◆ EXCERPT PROVIDED ◆
I’m asking myself right now – what do I want to write about? What words could possibly make any difference in the fear and desperation of our mad and chaotic world? Some might say our ‘God-forsaken’ world but I reckon God would never forsake anything she created from love. Which is everything.

 

 I guess we all need hope right now. Maybe I need to write about hope?

 

What does hope look like? It looks a lot like love. It’s the kid who has her arm around the kid who’s not picked for the team. It’s stopping to buy a hot chocolate and a BLT for the guy sleeping in the doorway. It’s rocking up to pack bags at the foodbank because you said you would. It’s schlepping into town on bitterly cold January night to make sandwiches for the night shelter. It’s making a coffee for the window cleaner on a freezing day.

 

It’s all about love.

 

Maybe I need to write about hope and love? Hope and love which are rooted in something –or someone bigger than ourselves. Bigger than all this – the violence, the sorrow, the darned injustices, and terror beamed daily into our sitting rooms on the news every night.

 

You could call that faith.  Faith, hope and love. (Thanks St Paul).

 

When I was young, I didn’t understand what faith looked like. I never took to the evangelical God of my childhood with his pointy finger and expectation that I would dutifully tick all of his boxes. And so I’ve lived a life of two halves – the top half with its hard carapace of disbelief, the soft underneath of yearning, of vulnerability, of reaching out to hope and love.


This is the part that now finds God in song. The part which dons cassock and surplice and sings in a church choir. The part that drowns in the most exquisite words and harmonies and instead of encountering oblivion, finds itself more alive than it has ever felt before. This is where my stone is rolled away, where I emerge from the tomb, blinking in the sunlight to encounter resurrection, my road to Emmaus when I realise who was there all the time.

 

 I guess you could call that faith.

◆ THE TASKS ◆
A. Answer these questions from the passage on hope and faith:
(i) Who does the kid put her arm around?
(ii) What two garments does the writer put on to sing in a church choir?
(iii) What did the writer never take to when young?
B. Write out word for word the stretch of the passage on hope and faith from "It’s all about" through "(Thanks St Paul).".

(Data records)
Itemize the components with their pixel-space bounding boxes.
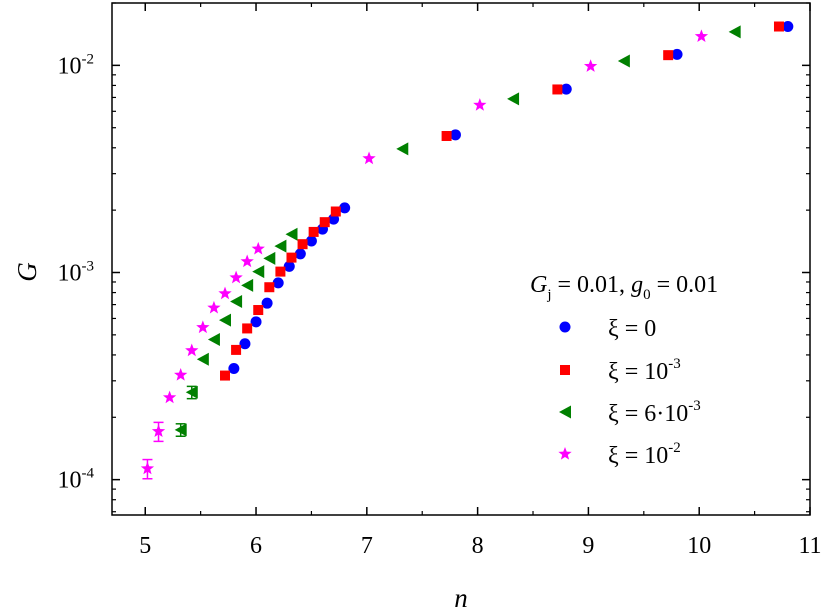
data-point (174, 368, 188, 381)
data-point (728, 25, 741, 39)
legend-marker (559, 321, 571, 333)
data-point (274, 239, 287, 253)
data-point (207, 300, 221, 314)
data-point (305, 235, 317, 247)
data-point (240, 254, 254, 268)
legend-marker (558, 447, 572, 460)
data-point (207, 332, 220, 346)
x-tick-label: 8 (472, 533, 484, 559)
legend-marker (559, 405, 571, 419)
legend-label: ξ = 10-2 (608, 440, 681, 469)
data-point (583, 59, 598, 72)
y-axis-label: G (12, 262, 42, 282)
data-point (196, 320, 210, 334)
data-point (220, 370, 231, 381)
y-tick-label: 10-2 (58, 51, 95, 79)
series-2 (174, 25, 741, 437)
y-tick-label: 10-3 (58, 258, 95, 286)
series-0 (228, 21, 794, 374)
data-point (339, 202, 351, 214)
legend-label: ξ = 0 (608, 316, 656, 342)
legend-title: Gj = 0.01, g0 = 0.01 (530, 272, 718, 303)
data-point (308, 226, 319, 237)
data-point (330, 206, 341, 217)
legend-entry: ξ = 10-3 (560, 356, 681, 385)
data-point (773, 21, 784, 32)
legend-marker (560, 365, 570, 375)
data-point (230, 295, 243, 309)
data-point (231, 344, 242, 355)
data-point (263, 251, 276, 265)
data-point (219, 313, 232, 327)
data-point (140, 461, 155, 475)
data-point (264, 282, 275, 293)
legend-entry: ξ = 10-2 (558, 440, 681, 469)
plot-frame (111, 2, 811, 516)
data-point (229, 270, 243, 284)
x-axis-label: n (454, 583, 468, 613)
data-point (261, 297, 273, 309)
data-point (174, 423, 187, 437)
data-point (441, 130, 452, 141)
data-point (663, 50, 674, 61)
data-point (294, 248, 306, 260)
x-tick-label: 5 (139, 533, 151, 559)
data-point (242, 323, 253, 334)
data-point (552, 84, 563, 95)
data-point (151, 424, 166, 438)
data-point (473, 98, 487, 111)
data-point (285, 227, 298, 241)
series-3 (140, 29, 709, 480)
data-point (196, 352, 209, 366)
data-point (396, 142, 409, 156)
data-point (251, 241, 265, 255)
data-point (252, 265, 265, 279)
legend-entry: ξ = 6·10-3 (559, 398, 701, 427)
data-point (253, 305, 264, 316)
data-point (362, 151, 376, 165)
data-point (228, 362, 240, 374)
data-point (507, 92, 520, 106)
x-tick-label: 11 (798, 533, 821, 559)
data-point (283, 260, 295, 272)
data-point (239, 338, 251, 350)
data-point (694, 29, 709, 43)
data-point (185, 385, 198, 399)
x-tick-label: 7 (361, 533, 373, 559)
data-point (250, 316, 262, 328)
data-point (241, 278, 254, 292)
data-point (286, 252, 297, 263)
data-point (782, 21, 794, 33)
legend-entry: ξ = 0 (559, 316, 656, 342)
series-1 (220, 21, 784, 381)
data-marks (140, 21, 794, 480)
data-point (319, 217, 330, 228)
legend-label: ξ = 6·10-3 (608, 398, 701, 427)
x-tick-label: 10 (687, 533, 711, 559)
data-point (617, 54, 630, 68)
data-point (671, 48, 683, 60)
y-tick-labels: 10-4 10-3 10-2 (58, 51, 95, 493)
legend: Gj = 0.01, g0 = 0.01 ξ = 0 ξ = 10-3 ξ = 6·… (530, 272, 718, 469)
legend-entries: ξ = 0 ξ = 10-3 ξ = 6·10-3 ξ = 10-2 (558, 316, 701, 469)
data-point (218, 286, 232, 300)
data-point (560, 83, 572, 95)
legend-label: ξ = 10-3 (608, 356, 681, 385)
data-point (185, 343, 199, 357)
x-tick-label: 9 (582, 533, 594, 559)
data-point (162, 390, 177, 404)
data-point (275, 266, 286, 277)
axis-ticks (112, 2, 811, 515)
data-point (449, 129, 461, 141)
x-tick-label: 6 (250, 533, 262, 559)
x-tick-labels: 5 6 7 8 9 10 11 (139, 533, 821, 559)
y-tick-label: 10-4 (58, 466, 95, 494)
data-point (297, 239, 308, 250)
data-point (272, 277, 284, 289)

◆ RESULTS OF THE EXERCISE ◆
A.
(i) The kid who's not picked for the team.
(ii) A cassock and a surplice.
(iii) The evangelical God of the writer's childhood, with his pointy finger and expectation that the writer would dutifully tick all of his boxes.

B.
It’s all about love.

 

Maybe I need to write about hope and love? Hope and love which are rooted in something –or someone bigger than ourselves. Bigger than all this – the violence, the sorrow, the darned injustices, and terror beamed daily into our sitting rooms on the news every night.

 

You could call that faith.  Faith, hope and love. (Thanks St Paul).